__DOCUMENT PASSAGE__:
Similar information is taken over rolling 36-month periods since inception, providing a longer-term look at whether the volatility constraints are working. Finally, an automatically-generated chart compares each Pinnacle portfolio's average and maximum peak-to-trough bear market declines with the benchmarks.
Most top-down dynamic asset allocation decisions represent a bet that some specific thing will or will not happen. The bet is made by the advisor but its consequences are borne by the client. This creates business risk (when the portfolio return deviates from benchmarks on the downside) and adds return risk that the clients may not have realized they were assuming.
Imposing a volatility constraint on the portfolios allows the Pinnacle investment team a broad flexibility to invest according to their convictions in assets and asset classes that might be very different from the benchmarks, in very different percentage allocations, and still not subject themselves and their investors to a greater degree of risk.
Diversify by risk factors rather than asset classes
Mark Taborsky, formerly of the Harvard and Stanford endowments, also former manager of PIMCO's Global Multi-Asset Opportunity fund and Global Multi-Asset funds, now managing director at BlackRock, believes that the typical reliance on asset class correlations to measure and control downside risk is beginning to look quaint in light of the data that larger firms are now able to process. "We learned in 2008 that there is equity risk in many of the credit markets, private equity and even in securitized real estate," Taborsky said. "What if we could actually look at all the asset classes and say, what are the risk factors within each one? Could we break it down and actually consolidate all of those risk factors at the portfolio level, and think about the portfolio in terms of risk factors rather than asset classes?"
For instance? Emerging market and developed market stocks may respond very differently to currency movements. Depending on the movement, domestic stocks are likely to respond differently from stocks in various foreign countries. Large-cap domestic stocks may be affected differently from small-caps. In fixed income, different holdings will respond differently to changes in credit-spread duration. Higher-yield corporates are impacted by factors that also impact stock prices; Treasuries are not.
During his stint at PIMCO, Taborsky's team was tracking 240 different risk factors across various subsets of six or seven traditional asset classes. However, in the real world, commodity exposure, duration, equity risk, economic changes and various currency and interest rate factors outweigh most of the others.
The New Age investment manager can measure these risk factors directly, regardless of what asset class they happen to be associated with, and look for how they change under different market conditions. Of particular interest is what happens in a fat tail or black swan environment. When the markets enter a crisis, Taborsky said, the first response is a general rush to cash, which causes liquidity to fall. The return due to illiquidity, which is often positive, suddenly becomes a big negative number as people put a high premium on being able to move to the sidelines. Then riskless assets, like long-duration Treasury bonds, rally as yields fall to zero. Yield curves steepen when central banks cut rates and the market anticipates that the rates will go up in the future. Funding currencies like the yen and the dollar appreciate as hedge funds unwind the carry trade.

__ITEMS__:

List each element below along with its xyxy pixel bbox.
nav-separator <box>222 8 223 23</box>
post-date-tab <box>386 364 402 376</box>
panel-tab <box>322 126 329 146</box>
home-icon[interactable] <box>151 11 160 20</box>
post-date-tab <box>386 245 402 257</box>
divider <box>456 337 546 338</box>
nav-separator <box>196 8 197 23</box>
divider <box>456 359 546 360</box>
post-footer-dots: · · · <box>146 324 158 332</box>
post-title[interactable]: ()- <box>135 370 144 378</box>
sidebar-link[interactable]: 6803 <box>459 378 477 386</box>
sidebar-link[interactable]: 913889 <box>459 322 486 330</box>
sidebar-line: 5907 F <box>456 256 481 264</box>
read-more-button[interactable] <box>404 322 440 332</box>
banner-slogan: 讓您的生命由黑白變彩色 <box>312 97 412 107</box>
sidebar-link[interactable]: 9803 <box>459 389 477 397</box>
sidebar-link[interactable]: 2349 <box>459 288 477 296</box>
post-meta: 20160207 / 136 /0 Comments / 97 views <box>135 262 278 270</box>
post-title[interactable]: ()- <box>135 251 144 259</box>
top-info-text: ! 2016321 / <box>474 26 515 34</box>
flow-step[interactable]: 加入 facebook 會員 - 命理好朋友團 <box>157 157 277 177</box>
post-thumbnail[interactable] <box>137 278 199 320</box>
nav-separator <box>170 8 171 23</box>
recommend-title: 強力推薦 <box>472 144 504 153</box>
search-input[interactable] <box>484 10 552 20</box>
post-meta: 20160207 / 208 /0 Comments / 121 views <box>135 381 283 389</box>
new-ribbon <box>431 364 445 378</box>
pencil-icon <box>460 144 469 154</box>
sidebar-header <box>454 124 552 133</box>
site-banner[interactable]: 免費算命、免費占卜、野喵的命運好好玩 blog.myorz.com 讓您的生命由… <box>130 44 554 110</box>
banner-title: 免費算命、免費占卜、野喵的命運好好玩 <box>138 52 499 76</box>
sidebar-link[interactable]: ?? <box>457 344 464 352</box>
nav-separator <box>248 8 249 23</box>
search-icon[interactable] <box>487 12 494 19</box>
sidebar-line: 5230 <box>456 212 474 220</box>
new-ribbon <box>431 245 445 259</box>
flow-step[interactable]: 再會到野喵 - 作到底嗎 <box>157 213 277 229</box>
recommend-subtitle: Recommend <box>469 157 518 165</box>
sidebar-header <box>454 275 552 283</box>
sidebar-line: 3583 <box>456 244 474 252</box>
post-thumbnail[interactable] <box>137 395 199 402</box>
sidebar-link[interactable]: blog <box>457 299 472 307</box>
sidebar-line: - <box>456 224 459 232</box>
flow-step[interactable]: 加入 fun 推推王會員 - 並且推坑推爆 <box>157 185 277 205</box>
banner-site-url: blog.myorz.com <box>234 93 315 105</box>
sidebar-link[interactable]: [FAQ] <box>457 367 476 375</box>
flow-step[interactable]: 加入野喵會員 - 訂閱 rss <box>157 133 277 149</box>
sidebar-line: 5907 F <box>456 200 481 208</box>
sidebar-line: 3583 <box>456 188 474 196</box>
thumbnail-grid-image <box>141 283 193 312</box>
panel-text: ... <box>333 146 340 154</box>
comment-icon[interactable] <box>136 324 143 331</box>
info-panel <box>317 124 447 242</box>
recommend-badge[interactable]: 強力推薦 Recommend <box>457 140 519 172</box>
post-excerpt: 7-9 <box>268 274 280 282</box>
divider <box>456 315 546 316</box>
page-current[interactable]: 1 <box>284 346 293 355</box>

__WHAT YOU NEED TO DO__:
a) In the passage on investment risk factors, which markets does Taborsky say 2008 showed to carry equity risk?
b) Please carry on the passage on investment risk factors from the point where it stops.
The entries have no connection to the passage on investment risk factors.

__RESPONSE LIST__:
a)
- The credit markets
- Private equity
- Securitized real estate

b)
These events can be modeled, the risk factors can be applied in whatever proportion or degree you want and modified as conditions change. But perhaps more interestingly, you add a great deal of flexibility to the investment selection process without changing the way the portfolio behaves. An advisor can define an overall target allocation to each risk factor, and then decide which assets, and in which proportion, are most underpriced, which risk factors are most undervalued, which securities are most favorably positioned in the current market economy or perhaps (if it's a stock) which are simply best-managed. Rather than a 50/30/15/10/5 portfolio composed of asset classes, you build a portfolio of eclectic securities whose overall risk factors add up to the same total.
Build portfolio durability with scenario planning
Stephen McCourt, of Meketa Investment Group in Boston and San Diego, says that before the 2008 market meltdown, most institutional managers were not very different from the more sophisticated RIAs. They looked at historical mean returns and correlations, and used some version of mean-variance optimization to create a diversified portfolio at or near the efficient frontier.
What's changed? Starting in 2009, McCourt and his firm began replacing their mean-variance models with a process that takes into account the full spectrum of possible investment regimes. This can be as simple as drawing a graph whose vertical axis represents high and low inflation, and the horizontal axis represents low and high economic growth. This creates four different, very broad economic conditions, each of which would favor very different types of portfolios. Across the top, you have economies with, respectively, above-average growth accompanied by below-average inflation; and above-average growth accompanied by above-average inflation. Across the bottom you have an economy that exhibits below-average growth with below-average inflation; and an investment regime that features below-average growth combined with above-average inflation.
To his surprise, McCourt found that over the past century, the U.S. economy has spent roughly equal amounts of time in each of the four boxes. This allowed him and his staff back-test what a variety of different mixes of assets would have done under each of these very different economic regimes.
The firm has labeled a fifth economic scenario as "crisis." "About 4% of the periods we looked at fell into periods which exhibited a shock to the economy and the capital markets that caused asset prices to behave in unpredictable ways," McCourt explained. "During these crises, which included the last three months of 2008, the only assets that you would want to own are Treasury securities and insurance."
Creating all-weather portfolios is equally uncomplicated – you include assets that thrive in each scenario: TIPS, floating-rate bonds and commodities for the high-inflation, low-growth economic conditions; real estate and natural resources for the high-inflation, high-growth periods; investment-grade bonds and cash for the low-inflation, low-growth markets, and public/private equity and high-yield bonds for the low-inflation, high-growth economic time periods. Then you look at what that portfolio would have done in each economic regime, and if you feel confident that you know the current regime, you tweak the allocations to increase the beneficial exposures.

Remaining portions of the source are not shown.